_Goal_. Examine the records and identify each line that includes the string "text". Copy those lines.
"""
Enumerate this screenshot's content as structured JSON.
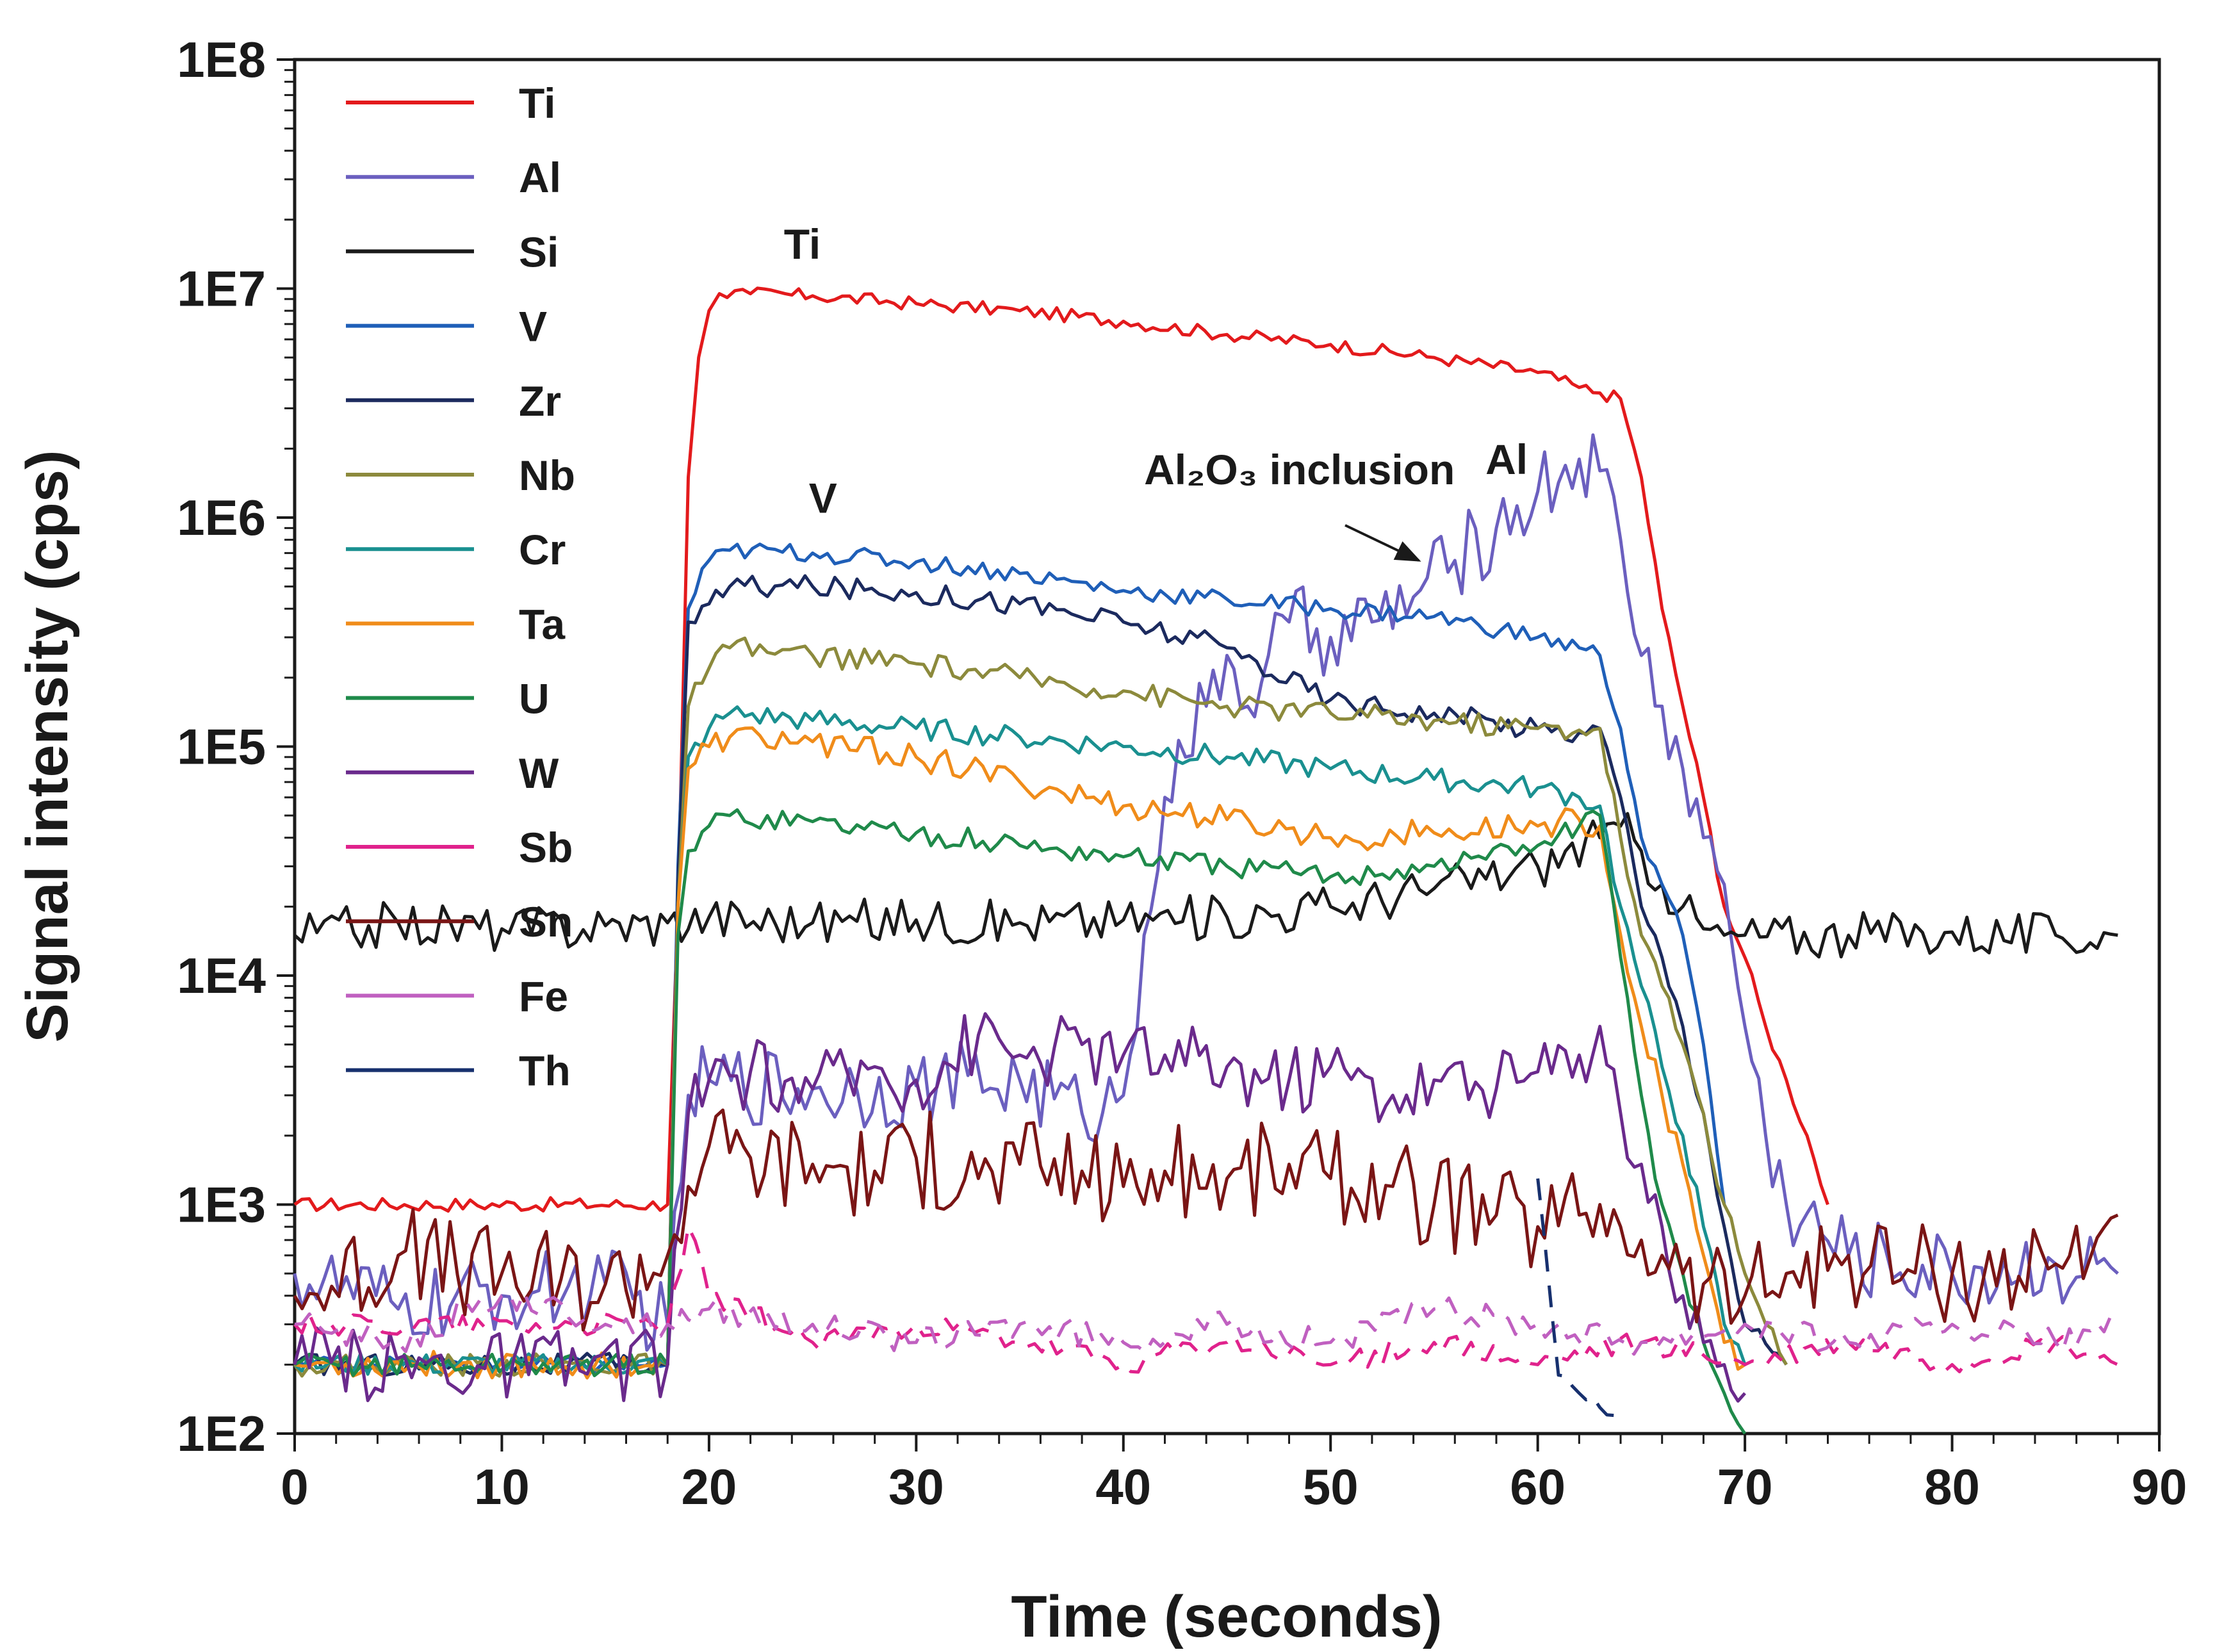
{
  "chart_data": {
    "type": "line",
    "title": "",
    "xlabel": "Time (seconds)",
    "ylabel": "Signal intensity (cps)",
    "xlim": [
      0,
      90
    ],
    "ylim": [
      100,
      100000000
    ],
    "yscale": "log",
    "x_ticks": [
      0,
      10,
      20,
      30,
      40,
      50,
      60,
      70,
      80,
      90
    ],
    "x_tick_labels": [
      "0",
      "10",
      "20",
      "30",
      "40",
      "50",
      "60",
      "70",
      "80",
      "90"
    ],
    "y_ticks": [
      100,
      1000,
      10000,
      100000,
      1000000,
      10000000,
      100000000
    ],
    "y_tick_labels": [
      "1E2",
      "1E3",
      "1E4",
      "1E5",
      "1E6",
      "1E7",
      "1E8"
    ],
    "legend_position": "top-left inside",
    "series": [
      {
        "name": "Ti",
        "color": "#e31a1c",
        "x": [
          0,
          18,
          18.5,
          19,
          19.5,
          20,
          20.5,
          22,
          25,
          30,
          35,
          40,
          45,
          50,
          55,
          60,
          62,
          63,
          64,
          65,
          66,
          67,
          68,
          69,
          70,
          71,
          72,
          73,
          74
        ],
        "values": [
          1000,
          1000,
          20000,
          1500000,
          5000000,
          8000000,
          9500000,
          9500000,
          9300000,
          8600000,
          8000000,
          7200000,
          6300000,
          5700000,
          5000000,
          4300000,
          3700000,
          3500000,
          3300000,
          1500000,
          400000,
          150000,
          60000,
          20000,
          12000,
          6000,
          3500,
          2000,
          1000
        ]
      },
      {
        "name": "Al",
        "color": "#6b5fbf",
        "x": [
          0,
          5,
          10,
          15,
          18,
          19,
          20,
          25,
          30,
          35,
          38,
          40,
          41,
          42,
          43,
          44,
          45,
          46,
          47,
          48,
          50,
          52,
          54,
          56,
          58,
          60,
          62,
          63,
          64,
          65,
          66,
          67,
          68,
          69,
          70,
          71,
          72,
          75,
          80,
          85,
          88
        ],
        "values": [
          500,
          350,
          400,
          450,
          300,
          3000,
          3500,
          3200,
          3300,
          3500,
          2500,
          3000,
          15000,
          60000,
          90000,
          150000,
          250000,
          150000,
          250000,
          350000,
          300000,
          350000,
          450000,
          650000,
          900000,
          1300000,
          1800000,
          1600000,
          800000,
          250000,
          150000,
          80000,
          40000,
          25000,
          6000,
          2000,
          1000,
          600,
          500,
          550,
          500
        ]
      },
      {
        "name": "Si",
        "color": "#1a1a1a",
        "x": [
          0,
          5,
          10,
          15,
          18,
          20,
          25,
          30,
          35,
          40,
          45,
          50,
          55,
          60,
          63,
          64,
          65,
          66,
          67,
          68,
          69,
          70,
          75,
          80,
          85,
          88
        ],
        "values": [
          15000,
          17000,
          16000,
          16500,
          17000,
          18000,
          17000,
          17500,
          17000,
          17500,
          18000,
          20000,
          24000,
          30000,
          40000,
          45000,
          35000,
          25000,
          20000,
          16000,
          15000,
          15000,
          15000,
          15500,
          15000,
          15000
        ]
      },
      {
        "name": "V",
        "color": "#1f5fb8",
        "x": [
          0,
          18,
          18.5,
          19,
          20,
          21,
          25,
          30,
          35,
          40,
          45,
          50,
          55,
          60,
          62,
          63,
          64,
          65,
          66,
          67,
          68,
          69
        ],
        "values": [
          200,
          200,
          30000,
          400000,
          650000,
          720000,
          700000,
          640000,
          570000,
          480000,
          440000,
          400000,
          370000,
          300000,
          270000,
          250000,
          120000,
          40000,
          25000,
          15000,
          5000,
          1000
        ]
      },
      {
        "name": "Zr",
        "color": "#1b2a5e",
        "x": [
          0,
          18,
          18.5,
          19,
          20,
          21,
          25,
          30,
          35,
          40,
          45,
          50,
          55,
          60,
          62,
          63,
          64,
          65,
          66,
          67,
          68,
          69,
          70,
          72
        ],
        "values": [
          200,
          200,
          25000,
          350000,
          420000,
          500000,
          500000,
          470000,
          420000,
          350000,
          270000,
          160000,
          140000,
          120000,
          115000,
          120000,
          60000,
          20000,
          12000,
          6000,
          2500,
          800,
          300,
          200
        ]
      },
      {
        "name": "Nb",
        "color": "#8c8a3c",
        "x": [
          0,
          18,
          18.5,
          19,
          20,
          21,
          25,
          30,
          35,
          40,
          45,
          50,
          55,
          60,
          62,
          63,
          64,
          65,
          66,
          67,
          68,
          69,
          70,
          71,
          72
        ],
        "values": [
          200,
          200,
          20000,
          150000,
          220000,
          270000,
          250000,
          230000,
          200000,
          175000,
          150000,
          140000,
          130000,
          120000,
          118000,
          120000,
          40000,
          15000,
          9000,
          5000,
          2500,
          1000,
          500,
          300,
          200
        ]
      },
      {
        "name": "Cr",
        "color": "#1a9090",
        "x": [
          0,
          18,
          18.5,
          19,
          20,
          21,
          25,
          30,
          35,
          40,
          45,
          50,
          55,
          60,
          62,
          63,
          64,
          65,
          66,
          67,
          68,
          69,
          70
        ],
        "values": [
          200,
          200,
          20000,
          90000,
          120000,
          140000,
          130000,
          120000,
          110000,
          100000,
          90000,
          80000,
          72000,
          66000,
          60000,
          55000,
          20000,
          9000,
          4000,
          2000,
          800,
          300,
          200
        ]
      },
      {
        "name": "Ta",
        "color": "#f08c1a",
        "x": [
          0,
          18,
          18.5,
          19,
          20,
          21,
          25,
          30,
          35,
          40,
          45,
          50,
          55,
          60,
          62,
          63,
          64,
          65,
          66,
          67,
          68,
          69,
          70
        ],
        "values": [
          200,
          200,
          20000,
          80000,
          100000,
          110000,
          105000,
          90000,
          70000,
          55000,
          48000,
          40000,
          42000,
          45000,
          48000,
          45000,
          15000,
          6000,
          3000,
          1500,
          600,
          250,
          200
        ]
      },
      {
        "name": "U",
        "color": "#1f8a4a",
        "x": [
          0,
          18,
          18.5,
          19,
          20,
          21,
          25,
          30,
          35,
          40,
          45,
          50,
          55,
          60,
          62,
          63,
          64,
          65,
          66,
          67,
          68,
          69,
          70
        ],
        "values": [
          200,
          200,
          15000,
          35000,
          45000,
          50000,
          47000,
          42000,
          37000,
          33000,
          30000,
          27000,
          30000,
          37000,
          45000,
          50000,
          12000,
          3000,
          1000,
          500,
          250,
          150,
          100
        ]
      },
      {
        "name": "W",
        "color": "#6a2a8c",
        "x": [
          0,
          18,
          19,
          20,
          22,
          25,
          28,
          30,
          33,
          35,
          38,
          40,
          42,
          45,
          48,
          50,
          53,
          55,
          58,
          60,
          62,
          63,
          64,
          65,
          66,
          67,
          68,
          69,
          70
        ],
        "values": [
          200,
          200,
          2500,
          3500,
          3800,
          3200,
          4000,
          3500,
          5500,
          4500,
          5000,
          4500,
          4500,
          4000,
          3500,
          4000,
          3000,
          3500,
          3200,
          3800,
          4500,
          6000,
          2500,
          1500,
          800,
          400,
          250,
          200,
          150
        ]
      },
      {
        "name": "Sb",
        "color": "#e0228c",
        "x": [
          0,
          18,
          19,
          20,
          25,
          30,
          35,
          40,
          45,
          50,
          55,
          60,
          65,
          70,
          75,
          80,
          85,
          88
        ],
        "values": [
          300,
          300,
          800,
          400,
          250,
          300,
          250,
          200,
          250,
          200,
          250,
          200,
          250,
          200,
          250,
          200,
          250,
          200
        ]
      },
      {
        "name": "Sn",
        "color": "#7a1515",
        "x": [
          0,
          5,
          10,
          15,
          18,
          19,
          20,
          22,
          25,
          28,
          30,
          33,
          35,
          38,
          40,
          42,
          45,
          48,
          50,
          53,
          55,
          58,
          60,
          62,
          63,
          64,
          65,
          66,
          67,
          68,
          70,
          72,
          75,
          80,
          85,
          88
        ],
        "values": [
          400,
          600,
          500,
          450,
          600,
          1200,
          1800,
          1600,
          1500,
          1400,
          1600,
          1300,
          1500,
          1400,
          1200,
          1400,
          1300,
          1500,
          1300,
          1200,
          1000,
          900,
          800,
          900,
          1000,
          800,
          700,
          600,
          500,
          450,
          400,
          500,
          600,
          500,
          550,
          900
        ]
      },
      {
        "name": "Fe",
        "color": "#c060c0",
        "x": [
          0,
          5,
          10,
          15,
          18,
          20,
          25,
          30,
          35,
          40,
          45,
          50,
          55,
          60,
          65,
          70,
          75,
          80,
          85,
          88
        ],
        "values": [
          300,
          250,
          400,
          300,
          300,
          350,
          300,
          250,
          300,
          250,
          300,
          250,
          350,
          300,
          250,
          300,
          250,
          300,
          250,
          300
        ]
      },
      {
        "name": "Th",
        "color": "#17306e",
        "x": [
          60,
          61,
          62,
          63,
          64
        ],
        "values": [
          1300,
          180,
          150,
          130,
          110
        ]
      }
    ],
    "annotations": [
      {
        "text": "Ti",
        "x": 24.5,
        "y": 13500000
      },
      {
        "text": "V",
        "x": 25.5,
        "y": 1050000
      },
      {
        "text": "Al₂O₃ inclusion",
        "x": 48.5,
        "y": 1400000
      },
      {
        "text": "Al",
        "x": 58.5,
        "y": 1550000
      }
    ]
  }
}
"""
_Written reply_.
        "text": "Ti",
        "text": "V",
        "text": "Al₂O₃ inclusion",
        "text": "Al",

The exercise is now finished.